## [Exercise objective]
In the listing below, pick out lines with "description".

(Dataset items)
________________________
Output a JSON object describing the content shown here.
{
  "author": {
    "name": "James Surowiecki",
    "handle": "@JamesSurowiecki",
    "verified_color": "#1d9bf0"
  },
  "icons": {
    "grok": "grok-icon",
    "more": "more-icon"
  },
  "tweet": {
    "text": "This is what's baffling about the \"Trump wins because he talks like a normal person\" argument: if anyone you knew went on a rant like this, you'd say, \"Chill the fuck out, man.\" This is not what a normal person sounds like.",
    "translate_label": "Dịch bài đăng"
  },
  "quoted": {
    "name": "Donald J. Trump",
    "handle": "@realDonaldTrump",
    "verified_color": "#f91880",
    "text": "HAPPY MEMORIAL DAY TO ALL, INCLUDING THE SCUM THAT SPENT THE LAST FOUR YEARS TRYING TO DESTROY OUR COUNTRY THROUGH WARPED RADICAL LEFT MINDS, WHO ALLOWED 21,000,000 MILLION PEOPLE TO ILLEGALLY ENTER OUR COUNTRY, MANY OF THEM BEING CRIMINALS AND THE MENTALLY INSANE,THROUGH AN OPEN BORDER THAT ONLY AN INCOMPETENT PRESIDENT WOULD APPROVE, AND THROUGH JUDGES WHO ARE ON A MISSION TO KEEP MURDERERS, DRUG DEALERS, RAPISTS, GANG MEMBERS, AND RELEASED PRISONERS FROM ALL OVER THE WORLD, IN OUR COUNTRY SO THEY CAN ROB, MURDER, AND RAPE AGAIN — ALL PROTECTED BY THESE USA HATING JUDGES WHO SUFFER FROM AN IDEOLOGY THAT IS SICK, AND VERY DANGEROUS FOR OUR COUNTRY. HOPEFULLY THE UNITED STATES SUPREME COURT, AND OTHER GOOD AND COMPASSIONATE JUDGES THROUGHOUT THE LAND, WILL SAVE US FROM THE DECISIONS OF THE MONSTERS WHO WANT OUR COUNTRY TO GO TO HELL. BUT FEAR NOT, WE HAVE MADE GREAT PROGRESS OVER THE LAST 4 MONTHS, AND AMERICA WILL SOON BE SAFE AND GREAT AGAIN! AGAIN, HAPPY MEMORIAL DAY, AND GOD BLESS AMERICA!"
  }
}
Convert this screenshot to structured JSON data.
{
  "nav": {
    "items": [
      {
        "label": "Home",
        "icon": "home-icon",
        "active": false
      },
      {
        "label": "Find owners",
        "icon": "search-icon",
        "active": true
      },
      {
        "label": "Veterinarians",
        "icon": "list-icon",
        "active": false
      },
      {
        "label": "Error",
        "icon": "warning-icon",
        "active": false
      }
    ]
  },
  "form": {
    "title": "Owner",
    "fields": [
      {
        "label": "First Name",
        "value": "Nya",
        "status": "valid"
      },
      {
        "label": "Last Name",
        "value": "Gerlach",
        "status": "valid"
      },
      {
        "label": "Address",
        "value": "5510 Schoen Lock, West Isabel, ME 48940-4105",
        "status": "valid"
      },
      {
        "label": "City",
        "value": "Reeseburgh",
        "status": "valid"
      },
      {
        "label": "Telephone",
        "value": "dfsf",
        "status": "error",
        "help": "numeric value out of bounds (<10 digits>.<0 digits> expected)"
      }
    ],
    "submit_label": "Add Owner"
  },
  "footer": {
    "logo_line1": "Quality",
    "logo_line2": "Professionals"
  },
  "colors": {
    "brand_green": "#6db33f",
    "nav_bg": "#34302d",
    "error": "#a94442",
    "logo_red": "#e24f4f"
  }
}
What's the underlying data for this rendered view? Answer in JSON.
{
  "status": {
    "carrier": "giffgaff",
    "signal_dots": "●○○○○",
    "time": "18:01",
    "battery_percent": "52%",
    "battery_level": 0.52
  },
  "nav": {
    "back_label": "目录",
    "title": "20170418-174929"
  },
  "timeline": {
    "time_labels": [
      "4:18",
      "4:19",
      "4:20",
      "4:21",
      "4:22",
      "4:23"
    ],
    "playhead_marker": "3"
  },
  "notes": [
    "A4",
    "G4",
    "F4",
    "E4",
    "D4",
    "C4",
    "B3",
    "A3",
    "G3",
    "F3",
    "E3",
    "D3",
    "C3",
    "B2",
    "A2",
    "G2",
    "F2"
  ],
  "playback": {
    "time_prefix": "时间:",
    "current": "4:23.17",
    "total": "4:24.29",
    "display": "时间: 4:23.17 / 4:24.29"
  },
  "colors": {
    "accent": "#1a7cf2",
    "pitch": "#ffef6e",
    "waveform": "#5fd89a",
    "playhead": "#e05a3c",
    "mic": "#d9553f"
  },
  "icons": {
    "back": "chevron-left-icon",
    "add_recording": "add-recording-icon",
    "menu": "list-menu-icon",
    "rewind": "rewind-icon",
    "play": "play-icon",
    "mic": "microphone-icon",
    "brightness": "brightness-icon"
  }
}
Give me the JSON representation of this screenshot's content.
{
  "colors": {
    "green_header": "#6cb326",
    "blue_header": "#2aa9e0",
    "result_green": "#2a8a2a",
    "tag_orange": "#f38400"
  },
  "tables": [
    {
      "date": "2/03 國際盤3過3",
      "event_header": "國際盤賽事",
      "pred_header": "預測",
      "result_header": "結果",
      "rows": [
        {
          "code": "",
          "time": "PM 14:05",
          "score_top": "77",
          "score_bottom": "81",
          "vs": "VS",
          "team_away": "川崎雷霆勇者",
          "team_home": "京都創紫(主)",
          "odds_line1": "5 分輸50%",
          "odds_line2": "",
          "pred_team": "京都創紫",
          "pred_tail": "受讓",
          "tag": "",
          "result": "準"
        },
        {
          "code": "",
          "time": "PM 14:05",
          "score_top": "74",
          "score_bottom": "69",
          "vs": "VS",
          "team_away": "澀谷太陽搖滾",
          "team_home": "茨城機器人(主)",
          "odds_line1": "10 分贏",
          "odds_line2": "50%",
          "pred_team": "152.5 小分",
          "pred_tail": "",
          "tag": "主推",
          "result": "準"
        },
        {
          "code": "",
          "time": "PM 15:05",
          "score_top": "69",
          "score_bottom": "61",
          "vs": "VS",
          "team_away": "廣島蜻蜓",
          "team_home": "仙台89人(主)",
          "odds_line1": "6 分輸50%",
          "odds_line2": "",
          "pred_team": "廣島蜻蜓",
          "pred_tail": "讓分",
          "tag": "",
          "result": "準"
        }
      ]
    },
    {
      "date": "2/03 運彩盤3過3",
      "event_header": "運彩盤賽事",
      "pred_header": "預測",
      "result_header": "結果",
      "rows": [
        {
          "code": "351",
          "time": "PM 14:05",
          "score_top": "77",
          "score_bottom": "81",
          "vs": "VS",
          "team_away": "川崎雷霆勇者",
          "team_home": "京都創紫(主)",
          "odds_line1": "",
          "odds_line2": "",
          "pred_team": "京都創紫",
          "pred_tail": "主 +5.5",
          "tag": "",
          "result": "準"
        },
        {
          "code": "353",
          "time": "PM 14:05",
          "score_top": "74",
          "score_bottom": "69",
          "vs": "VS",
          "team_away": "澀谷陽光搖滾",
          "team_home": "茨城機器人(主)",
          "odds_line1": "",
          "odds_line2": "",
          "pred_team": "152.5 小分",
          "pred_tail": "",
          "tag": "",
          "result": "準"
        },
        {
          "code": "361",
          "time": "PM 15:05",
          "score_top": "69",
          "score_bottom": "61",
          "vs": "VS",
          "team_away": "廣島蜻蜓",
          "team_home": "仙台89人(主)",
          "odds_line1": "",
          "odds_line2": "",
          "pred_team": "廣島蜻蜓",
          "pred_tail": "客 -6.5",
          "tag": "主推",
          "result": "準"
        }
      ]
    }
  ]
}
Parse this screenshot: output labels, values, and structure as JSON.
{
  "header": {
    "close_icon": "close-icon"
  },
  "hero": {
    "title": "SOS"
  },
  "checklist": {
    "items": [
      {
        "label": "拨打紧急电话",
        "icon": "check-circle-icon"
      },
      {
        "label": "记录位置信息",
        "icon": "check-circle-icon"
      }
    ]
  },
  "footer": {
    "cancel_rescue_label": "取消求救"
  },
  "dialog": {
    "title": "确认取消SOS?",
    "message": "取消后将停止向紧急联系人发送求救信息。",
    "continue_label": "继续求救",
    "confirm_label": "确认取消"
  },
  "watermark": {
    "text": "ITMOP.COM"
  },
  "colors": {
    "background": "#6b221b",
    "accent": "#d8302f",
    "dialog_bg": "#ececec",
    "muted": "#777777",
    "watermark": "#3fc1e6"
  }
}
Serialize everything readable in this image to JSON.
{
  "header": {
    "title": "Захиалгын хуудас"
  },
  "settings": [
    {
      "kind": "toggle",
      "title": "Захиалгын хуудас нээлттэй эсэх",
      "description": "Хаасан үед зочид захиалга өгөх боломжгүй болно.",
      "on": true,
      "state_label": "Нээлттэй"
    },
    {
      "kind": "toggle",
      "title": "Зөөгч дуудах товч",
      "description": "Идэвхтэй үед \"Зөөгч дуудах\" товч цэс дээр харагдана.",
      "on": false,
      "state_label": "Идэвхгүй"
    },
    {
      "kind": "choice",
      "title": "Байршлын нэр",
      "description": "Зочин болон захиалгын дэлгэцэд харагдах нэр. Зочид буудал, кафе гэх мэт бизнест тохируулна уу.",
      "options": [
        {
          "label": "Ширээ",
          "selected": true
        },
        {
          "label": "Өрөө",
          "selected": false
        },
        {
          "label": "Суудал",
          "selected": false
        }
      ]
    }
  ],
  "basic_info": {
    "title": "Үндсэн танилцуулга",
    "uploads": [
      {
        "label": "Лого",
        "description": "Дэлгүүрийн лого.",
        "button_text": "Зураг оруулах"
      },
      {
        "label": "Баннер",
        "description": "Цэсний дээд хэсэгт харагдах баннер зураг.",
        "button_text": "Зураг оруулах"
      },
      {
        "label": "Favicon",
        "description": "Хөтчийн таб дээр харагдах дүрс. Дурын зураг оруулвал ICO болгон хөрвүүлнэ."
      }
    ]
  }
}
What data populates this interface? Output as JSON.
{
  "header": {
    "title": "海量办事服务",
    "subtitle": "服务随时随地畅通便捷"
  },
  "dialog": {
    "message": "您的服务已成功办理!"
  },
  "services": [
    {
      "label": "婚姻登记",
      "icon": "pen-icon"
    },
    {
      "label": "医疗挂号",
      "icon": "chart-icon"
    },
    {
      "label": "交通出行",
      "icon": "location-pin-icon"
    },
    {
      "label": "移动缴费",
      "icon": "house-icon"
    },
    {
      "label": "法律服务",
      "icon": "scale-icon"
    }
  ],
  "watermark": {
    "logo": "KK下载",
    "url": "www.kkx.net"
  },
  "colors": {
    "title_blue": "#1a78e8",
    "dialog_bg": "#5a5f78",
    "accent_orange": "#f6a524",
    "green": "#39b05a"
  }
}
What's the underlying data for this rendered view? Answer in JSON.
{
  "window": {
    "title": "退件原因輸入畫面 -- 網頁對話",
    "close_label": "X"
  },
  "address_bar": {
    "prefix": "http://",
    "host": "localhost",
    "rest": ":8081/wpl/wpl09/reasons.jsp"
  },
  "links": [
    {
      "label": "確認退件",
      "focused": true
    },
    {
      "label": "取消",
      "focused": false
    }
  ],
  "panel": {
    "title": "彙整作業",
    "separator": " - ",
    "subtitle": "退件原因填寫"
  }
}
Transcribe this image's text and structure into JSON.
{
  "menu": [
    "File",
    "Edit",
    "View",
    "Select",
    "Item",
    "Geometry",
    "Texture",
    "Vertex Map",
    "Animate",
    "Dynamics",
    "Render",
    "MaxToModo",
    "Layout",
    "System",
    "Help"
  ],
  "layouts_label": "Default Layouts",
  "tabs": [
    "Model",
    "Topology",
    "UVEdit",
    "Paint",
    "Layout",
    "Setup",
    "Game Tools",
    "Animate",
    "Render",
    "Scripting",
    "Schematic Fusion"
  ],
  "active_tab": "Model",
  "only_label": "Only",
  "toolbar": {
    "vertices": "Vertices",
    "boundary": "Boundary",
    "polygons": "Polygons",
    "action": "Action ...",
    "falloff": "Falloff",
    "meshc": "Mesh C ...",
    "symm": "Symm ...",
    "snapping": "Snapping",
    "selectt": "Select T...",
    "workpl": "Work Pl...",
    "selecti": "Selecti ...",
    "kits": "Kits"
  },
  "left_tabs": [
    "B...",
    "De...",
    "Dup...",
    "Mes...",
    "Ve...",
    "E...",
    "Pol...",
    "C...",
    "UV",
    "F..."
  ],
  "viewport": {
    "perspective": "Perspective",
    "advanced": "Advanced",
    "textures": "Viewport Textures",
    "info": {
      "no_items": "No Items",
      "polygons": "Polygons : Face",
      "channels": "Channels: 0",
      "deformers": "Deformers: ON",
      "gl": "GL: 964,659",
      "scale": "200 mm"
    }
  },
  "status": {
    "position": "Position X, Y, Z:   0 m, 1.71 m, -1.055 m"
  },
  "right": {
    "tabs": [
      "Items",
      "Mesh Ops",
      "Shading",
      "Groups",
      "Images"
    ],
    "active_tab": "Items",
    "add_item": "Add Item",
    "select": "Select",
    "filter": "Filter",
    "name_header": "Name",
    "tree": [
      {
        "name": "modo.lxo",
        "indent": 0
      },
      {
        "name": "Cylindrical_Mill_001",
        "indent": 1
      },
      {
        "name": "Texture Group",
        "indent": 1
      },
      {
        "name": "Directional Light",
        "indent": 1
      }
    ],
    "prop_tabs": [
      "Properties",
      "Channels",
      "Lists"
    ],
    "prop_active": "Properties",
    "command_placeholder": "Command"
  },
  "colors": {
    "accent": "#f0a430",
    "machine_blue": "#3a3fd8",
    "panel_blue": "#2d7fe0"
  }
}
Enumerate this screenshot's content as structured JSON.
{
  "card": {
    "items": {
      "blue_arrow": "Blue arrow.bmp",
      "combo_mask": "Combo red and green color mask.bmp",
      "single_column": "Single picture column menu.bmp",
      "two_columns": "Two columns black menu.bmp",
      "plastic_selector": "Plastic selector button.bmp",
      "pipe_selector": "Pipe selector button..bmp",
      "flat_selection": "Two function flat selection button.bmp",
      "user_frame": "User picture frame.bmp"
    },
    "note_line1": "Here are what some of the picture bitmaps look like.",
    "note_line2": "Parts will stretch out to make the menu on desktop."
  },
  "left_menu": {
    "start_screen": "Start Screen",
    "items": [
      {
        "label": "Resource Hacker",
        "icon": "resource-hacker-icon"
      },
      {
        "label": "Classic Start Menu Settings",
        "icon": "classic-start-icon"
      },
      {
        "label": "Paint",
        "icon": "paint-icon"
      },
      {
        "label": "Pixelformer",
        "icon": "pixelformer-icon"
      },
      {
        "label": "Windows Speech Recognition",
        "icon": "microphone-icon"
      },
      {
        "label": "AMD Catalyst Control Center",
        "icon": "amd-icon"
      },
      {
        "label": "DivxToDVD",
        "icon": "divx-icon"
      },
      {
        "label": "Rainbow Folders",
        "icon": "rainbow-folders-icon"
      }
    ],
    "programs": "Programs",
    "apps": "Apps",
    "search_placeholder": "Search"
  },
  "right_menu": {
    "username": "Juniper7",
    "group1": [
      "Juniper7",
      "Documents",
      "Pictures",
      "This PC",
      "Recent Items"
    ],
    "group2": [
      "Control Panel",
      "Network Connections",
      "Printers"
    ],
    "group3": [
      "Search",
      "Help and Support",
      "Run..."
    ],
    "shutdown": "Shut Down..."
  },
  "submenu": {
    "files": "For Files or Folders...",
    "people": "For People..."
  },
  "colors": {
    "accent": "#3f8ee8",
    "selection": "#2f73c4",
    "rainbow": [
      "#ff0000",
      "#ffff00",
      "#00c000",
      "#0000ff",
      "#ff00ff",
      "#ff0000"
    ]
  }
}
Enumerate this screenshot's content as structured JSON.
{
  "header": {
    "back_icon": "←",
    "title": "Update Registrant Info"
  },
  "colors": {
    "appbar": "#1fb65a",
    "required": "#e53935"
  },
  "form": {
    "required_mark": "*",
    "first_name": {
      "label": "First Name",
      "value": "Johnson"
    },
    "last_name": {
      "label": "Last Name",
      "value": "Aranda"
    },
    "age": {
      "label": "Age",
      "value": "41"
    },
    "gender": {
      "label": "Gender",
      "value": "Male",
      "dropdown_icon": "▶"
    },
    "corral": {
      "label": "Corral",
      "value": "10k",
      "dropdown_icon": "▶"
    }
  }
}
________________________
## [Solved exercise]
      "description": "Хаасан үед зочид захиалга өгөх боломжгүй болно.",
      "description": "Идэвхтэй үед \"Зөөгч дуудах\" товч цэс дээр харагдана.",
      "description": "Зочин болон захиалгын дэлгэцэд харагдах нэр. Зочид буудал, кафе гэх мэт бизнест тохируулна уу.",
        "description": "Дэлгүүрийн лого.",
        "description": "Цэсний дээд хэсэгт харагдах баннер зураг.",
        "description": "Хөтчийн таб дээр харагдах дүрс. Дурын зураг оруулвал ICO болгон хөрвүүлнэ."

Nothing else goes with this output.